WRITTEN EXERCISE.
Retype the whole listing, please, keeping every line exact and dropping the pictures.

┌─ EXERCISE MATERIALS

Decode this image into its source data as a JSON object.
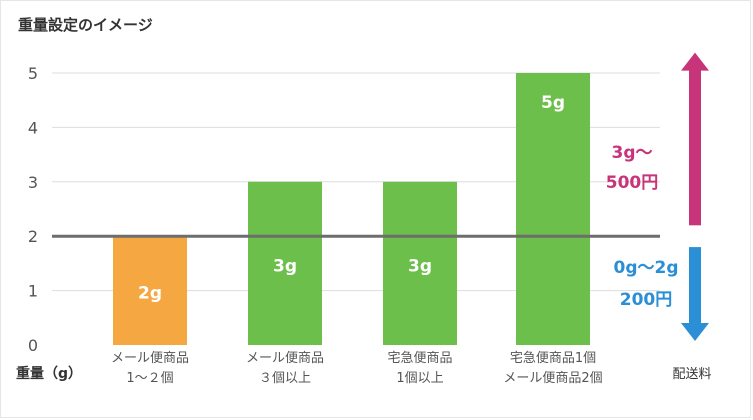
{
  "title": "重量設定のイメージ",
  "chart_data": {
    "type": "bar",
    "title": "重量設定のイメージ",
    "xlabel": "重量（g）",
    "ylabel": "",
    "ylim": [
      0,
      5
    ],
    "yticks": [
      0,
      1,
      2,
      3,
      4,
      5
    ],
    "grid": true,
    "categories": [
      [
        "メール便商品",
        "1〜２個"
      ],
      [
        "メール便商品",
        "３個以上"
      ],
      [
        "宅急便商品",
        "1個以上"
      ],
      [
        "宅急便商品1個",
        "メール便商品2個"
      ]
    ],
    "values": [
      2,
      3,
      3,
      5
    ],
    "data_labels": [
      "2g",
      "3g",
      "3g",
      "5g"
    ],
    "bar_colors": [
      "#f5a742",
      "#6cbf4a",
      "#6cbf4a",
      "#6cbf4a"
    ],
    "threshold": {
      "value": 2,
      "color": "#6d6d6d"
    },
    "right_axis_label": "配送料",
    "annotations": [
      {
        "direction": "up",
        "lines": [
          "3g〜",
          "500円"
        ],
        "color": "#c8347a",
        "from": 2.2,
        "to": 5.3
      },
      {
        "direction": "down",
        "lines": [
          "0g〜2g",
          "200円"
        ],
        "color": "#2b8fd6",
        "from": 1.8,
        "to": 0
      }
    ]
  }
}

└─

EXERCISE OUTPUT.
Decode this image into its source data as a JSON object.
{
  "title": "重量設定のイメージ",
  "chart_data": {
    "type": "bar",
    "title": "重量設定のイメージ",
    "xlabel": "重量（g）",
    "ylabel": "",
    "ylim": [
      0,
      5
    ],
    "yticks": [
      0,
      1,
      2,
      3,
      4,
      5
    ],
    "grid": true,
    "categories": [
      [
        "メール便商品",
        "1〜２個"
      ],
      [
        "メール便商品",
        "３個以上"
      ],
      [
        "宅急便商品",
        "1個以上"
      ],
      [
        "宅急便商品1個",
        "メール便商品2個"
      ]
    ],
    "values": [
      2,
      3,
      3,
      5
    ],
    "data_labels": [
      "2g",
      "3g",
      "3g",
      "5g"
    ],
    "bar_colors": [
      "#f5a742",
      "#6cbf4a",
      "#6cbf4a",
      "#6cbf4a"
    ],
    "threshold": {
      "value": 2,
      "color": "#6d6d6d"
    },
    "right_axis_label": "配送料",
    "annotations": [
      {
        "direction": "up",
        "lines": [
          "3g〜",
          "500円"
        ],
        "color": "#c8347a",
        "from": 2.2,
        "to": 5.3
      },
      {
        "direction": "down",
        "lines": [
          "0g〜2g",
          "200円"
        ],
        "color": "#2b8fd6",
        "from": 1.8,
        "to": 0
      }
    ]
  }
}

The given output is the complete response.